BEGIN

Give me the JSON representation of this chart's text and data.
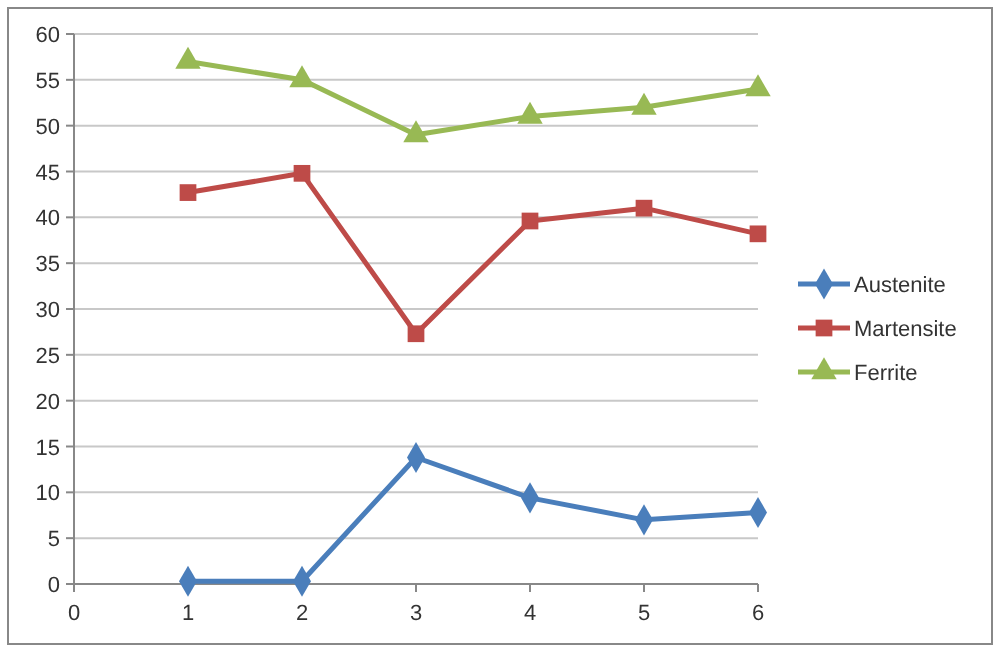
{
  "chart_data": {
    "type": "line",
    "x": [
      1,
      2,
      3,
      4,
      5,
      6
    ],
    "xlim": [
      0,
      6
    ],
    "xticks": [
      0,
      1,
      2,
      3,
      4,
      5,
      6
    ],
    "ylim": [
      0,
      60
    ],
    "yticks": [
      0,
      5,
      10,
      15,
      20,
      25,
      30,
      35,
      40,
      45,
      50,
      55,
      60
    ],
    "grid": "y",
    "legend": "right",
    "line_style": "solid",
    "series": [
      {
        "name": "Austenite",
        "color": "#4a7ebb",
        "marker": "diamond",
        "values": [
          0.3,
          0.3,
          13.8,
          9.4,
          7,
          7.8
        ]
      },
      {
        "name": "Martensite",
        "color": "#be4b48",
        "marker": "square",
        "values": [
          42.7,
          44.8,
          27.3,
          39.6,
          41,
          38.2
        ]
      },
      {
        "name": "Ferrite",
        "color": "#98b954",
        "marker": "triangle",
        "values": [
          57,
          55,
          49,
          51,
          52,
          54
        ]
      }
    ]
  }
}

END

» **Task goal**
All the records need to be repeated exactly, with the images dropped.

» **Full response**
Give me the JSON representation of this chart's text and data.
{
  "chart_data": {
    "type": "line",
    "x": [
      1,
      2,
      3,
      4,
      5,
      6
    ],
    "xlim": [
      0,
      6
    ],
    "xticks": [
      0,
      1,
      2,
      3,
      4,
      5,
      6
    ],
    "ylim": [
      0,
      60
    ],
    "yticks": [
      0,
      5,
      10,
      15,
      20,
      25,
      30,
      35,
      40,
      45,
      50,
      55,
      60
    ],
    "grid": "y",
    "legend": "right",
    "line_style": "solid",
    "series": [
      {
        "name": "Austenite",
        "color": "#4a7ebb",
        "marker": "diamond",
        "values": [
          0.3,
          0.3,
          13.8,
          9.4,
          7,
          7.8
        ]
      },
      {
        "name": "Martensite",
        "color": "#be4b48",
        "marker": "square",
        "values": [
          42.7,
          44.8,
          27.3,
          39.6,
          41,
          38.2
        ]
      },
      {
        "name": "Ferrite",
        "color": "#98b954",
        "marker": "triangle",
        "values": [
          57,
          55,
          49,
          51,
          52,
          54
        ]
      }
    ]
  }
}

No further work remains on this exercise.